Records that describe figures:
[start]

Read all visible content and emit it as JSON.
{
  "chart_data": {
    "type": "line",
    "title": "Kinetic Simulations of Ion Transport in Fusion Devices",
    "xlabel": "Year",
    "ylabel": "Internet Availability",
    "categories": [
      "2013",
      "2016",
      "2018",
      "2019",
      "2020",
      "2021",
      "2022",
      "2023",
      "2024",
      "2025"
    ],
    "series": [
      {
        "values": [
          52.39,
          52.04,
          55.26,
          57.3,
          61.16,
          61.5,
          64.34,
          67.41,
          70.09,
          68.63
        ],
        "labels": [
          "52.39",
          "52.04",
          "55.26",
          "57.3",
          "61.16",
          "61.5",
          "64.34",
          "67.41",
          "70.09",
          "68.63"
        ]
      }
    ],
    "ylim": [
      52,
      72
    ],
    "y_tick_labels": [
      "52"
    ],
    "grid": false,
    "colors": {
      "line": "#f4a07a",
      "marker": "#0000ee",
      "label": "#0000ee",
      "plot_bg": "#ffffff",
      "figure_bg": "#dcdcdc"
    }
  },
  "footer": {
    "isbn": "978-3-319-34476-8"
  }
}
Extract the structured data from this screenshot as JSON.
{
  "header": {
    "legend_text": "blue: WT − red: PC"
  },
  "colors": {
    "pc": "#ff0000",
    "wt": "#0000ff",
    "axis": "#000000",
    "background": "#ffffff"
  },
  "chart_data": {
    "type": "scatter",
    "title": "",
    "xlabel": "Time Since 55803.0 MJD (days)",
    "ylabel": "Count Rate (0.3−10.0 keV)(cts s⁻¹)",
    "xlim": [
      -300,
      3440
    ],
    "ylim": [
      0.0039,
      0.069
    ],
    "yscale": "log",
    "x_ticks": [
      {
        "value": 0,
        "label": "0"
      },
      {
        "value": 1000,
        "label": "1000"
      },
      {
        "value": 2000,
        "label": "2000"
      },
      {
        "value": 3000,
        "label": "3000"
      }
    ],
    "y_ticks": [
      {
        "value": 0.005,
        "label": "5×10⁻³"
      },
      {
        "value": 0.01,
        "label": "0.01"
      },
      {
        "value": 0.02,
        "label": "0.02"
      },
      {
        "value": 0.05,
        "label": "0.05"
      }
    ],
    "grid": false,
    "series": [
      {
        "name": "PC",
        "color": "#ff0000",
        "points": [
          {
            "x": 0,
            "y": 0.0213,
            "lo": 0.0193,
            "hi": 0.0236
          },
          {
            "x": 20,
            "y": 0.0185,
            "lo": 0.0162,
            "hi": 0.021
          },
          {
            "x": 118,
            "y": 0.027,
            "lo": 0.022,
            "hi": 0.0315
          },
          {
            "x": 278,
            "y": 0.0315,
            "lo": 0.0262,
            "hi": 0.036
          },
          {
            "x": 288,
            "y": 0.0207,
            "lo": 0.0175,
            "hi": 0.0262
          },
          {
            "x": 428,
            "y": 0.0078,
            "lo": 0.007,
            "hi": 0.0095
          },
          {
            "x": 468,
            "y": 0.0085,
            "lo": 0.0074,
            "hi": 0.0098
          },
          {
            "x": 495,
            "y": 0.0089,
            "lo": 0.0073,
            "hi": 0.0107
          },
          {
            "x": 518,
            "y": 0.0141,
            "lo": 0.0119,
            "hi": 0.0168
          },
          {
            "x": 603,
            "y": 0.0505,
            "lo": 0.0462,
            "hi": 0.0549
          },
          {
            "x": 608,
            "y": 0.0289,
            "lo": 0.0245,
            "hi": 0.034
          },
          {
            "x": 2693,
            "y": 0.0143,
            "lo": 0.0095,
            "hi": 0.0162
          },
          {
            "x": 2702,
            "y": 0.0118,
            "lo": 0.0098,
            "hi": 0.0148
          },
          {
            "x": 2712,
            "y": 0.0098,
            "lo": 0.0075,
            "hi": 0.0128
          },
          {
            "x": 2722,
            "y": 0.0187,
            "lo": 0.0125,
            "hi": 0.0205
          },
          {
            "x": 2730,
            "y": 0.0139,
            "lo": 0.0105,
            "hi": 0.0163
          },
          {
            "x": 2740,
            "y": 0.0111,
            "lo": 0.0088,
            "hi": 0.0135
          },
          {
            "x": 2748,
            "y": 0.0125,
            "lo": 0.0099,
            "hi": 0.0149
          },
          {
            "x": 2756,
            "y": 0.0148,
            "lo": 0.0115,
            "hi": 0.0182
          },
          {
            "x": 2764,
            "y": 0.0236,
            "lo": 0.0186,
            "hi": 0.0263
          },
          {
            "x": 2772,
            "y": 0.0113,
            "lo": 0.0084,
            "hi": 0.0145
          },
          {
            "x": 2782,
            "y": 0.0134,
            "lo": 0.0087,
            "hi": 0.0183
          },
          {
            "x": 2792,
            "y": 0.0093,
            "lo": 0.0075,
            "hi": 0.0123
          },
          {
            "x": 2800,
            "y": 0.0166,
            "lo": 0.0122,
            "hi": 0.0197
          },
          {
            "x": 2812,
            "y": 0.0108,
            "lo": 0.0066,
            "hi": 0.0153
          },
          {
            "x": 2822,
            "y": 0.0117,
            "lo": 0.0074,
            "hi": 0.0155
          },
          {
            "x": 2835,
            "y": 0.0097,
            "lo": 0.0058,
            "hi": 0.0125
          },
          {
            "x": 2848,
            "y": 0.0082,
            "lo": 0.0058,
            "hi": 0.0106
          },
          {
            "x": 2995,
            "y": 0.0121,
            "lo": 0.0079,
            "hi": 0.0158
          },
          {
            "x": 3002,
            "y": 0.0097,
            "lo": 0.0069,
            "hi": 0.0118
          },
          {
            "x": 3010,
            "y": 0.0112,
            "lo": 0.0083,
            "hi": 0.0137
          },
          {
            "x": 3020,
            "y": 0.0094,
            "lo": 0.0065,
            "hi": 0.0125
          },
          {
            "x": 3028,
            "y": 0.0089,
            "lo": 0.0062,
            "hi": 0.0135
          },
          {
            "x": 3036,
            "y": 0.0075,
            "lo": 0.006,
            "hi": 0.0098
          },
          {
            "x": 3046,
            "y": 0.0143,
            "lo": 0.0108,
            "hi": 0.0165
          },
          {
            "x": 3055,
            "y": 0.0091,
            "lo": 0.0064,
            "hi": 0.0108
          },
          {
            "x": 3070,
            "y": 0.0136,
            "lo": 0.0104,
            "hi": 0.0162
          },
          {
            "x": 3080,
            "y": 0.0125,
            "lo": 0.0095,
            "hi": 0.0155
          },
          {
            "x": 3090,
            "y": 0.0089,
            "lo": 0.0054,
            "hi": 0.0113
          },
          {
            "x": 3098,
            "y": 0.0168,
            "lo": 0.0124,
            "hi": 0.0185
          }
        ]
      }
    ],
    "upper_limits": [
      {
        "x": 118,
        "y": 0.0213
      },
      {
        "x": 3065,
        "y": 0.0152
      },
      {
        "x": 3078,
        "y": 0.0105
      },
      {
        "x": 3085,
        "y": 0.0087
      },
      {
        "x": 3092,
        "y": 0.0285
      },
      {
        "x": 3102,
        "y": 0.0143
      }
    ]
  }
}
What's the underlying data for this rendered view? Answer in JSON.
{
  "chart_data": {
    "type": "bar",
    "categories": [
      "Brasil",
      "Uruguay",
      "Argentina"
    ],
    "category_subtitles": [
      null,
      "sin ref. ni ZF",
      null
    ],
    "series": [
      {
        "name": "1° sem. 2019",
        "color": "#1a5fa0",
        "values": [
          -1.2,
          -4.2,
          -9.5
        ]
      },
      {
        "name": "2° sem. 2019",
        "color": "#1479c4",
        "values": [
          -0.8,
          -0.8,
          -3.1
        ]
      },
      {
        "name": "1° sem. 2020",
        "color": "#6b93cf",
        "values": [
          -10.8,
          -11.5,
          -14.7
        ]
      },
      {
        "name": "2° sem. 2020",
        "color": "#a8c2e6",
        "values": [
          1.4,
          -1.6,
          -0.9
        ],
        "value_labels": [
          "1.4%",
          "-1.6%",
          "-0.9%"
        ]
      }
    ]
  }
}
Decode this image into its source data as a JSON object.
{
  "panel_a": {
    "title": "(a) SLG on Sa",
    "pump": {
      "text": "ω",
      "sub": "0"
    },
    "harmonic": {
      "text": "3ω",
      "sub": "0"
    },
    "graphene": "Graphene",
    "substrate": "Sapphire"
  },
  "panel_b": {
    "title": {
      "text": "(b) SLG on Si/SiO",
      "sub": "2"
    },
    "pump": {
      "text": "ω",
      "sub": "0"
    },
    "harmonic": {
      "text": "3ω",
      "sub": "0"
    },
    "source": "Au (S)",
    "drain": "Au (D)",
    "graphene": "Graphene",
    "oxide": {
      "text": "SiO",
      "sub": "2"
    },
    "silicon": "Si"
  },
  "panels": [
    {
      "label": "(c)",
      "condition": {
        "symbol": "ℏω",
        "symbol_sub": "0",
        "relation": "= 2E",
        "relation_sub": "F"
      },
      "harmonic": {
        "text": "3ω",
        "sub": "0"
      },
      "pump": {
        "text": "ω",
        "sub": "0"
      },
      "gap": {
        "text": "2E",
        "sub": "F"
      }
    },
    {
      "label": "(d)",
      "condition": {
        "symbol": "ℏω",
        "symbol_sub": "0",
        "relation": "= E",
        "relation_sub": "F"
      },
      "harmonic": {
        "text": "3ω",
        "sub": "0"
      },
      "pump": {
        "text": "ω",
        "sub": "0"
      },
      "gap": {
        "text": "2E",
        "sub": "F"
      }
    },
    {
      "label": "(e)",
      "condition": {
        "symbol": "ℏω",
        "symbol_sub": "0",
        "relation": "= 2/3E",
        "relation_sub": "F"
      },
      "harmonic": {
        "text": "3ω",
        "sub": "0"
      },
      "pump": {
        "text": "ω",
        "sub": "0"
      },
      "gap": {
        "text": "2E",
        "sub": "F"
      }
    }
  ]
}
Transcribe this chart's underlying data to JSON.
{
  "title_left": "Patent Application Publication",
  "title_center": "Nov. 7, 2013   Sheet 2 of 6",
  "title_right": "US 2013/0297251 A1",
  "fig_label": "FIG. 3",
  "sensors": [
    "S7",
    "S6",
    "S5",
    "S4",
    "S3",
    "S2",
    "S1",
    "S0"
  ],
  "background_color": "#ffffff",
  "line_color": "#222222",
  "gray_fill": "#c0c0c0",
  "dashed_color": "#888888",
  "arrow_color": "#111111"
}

[end]

Find every line with the word "this" and state how many there are, with no other words.

▶ _ANSWER TO THE EXERCISE_
4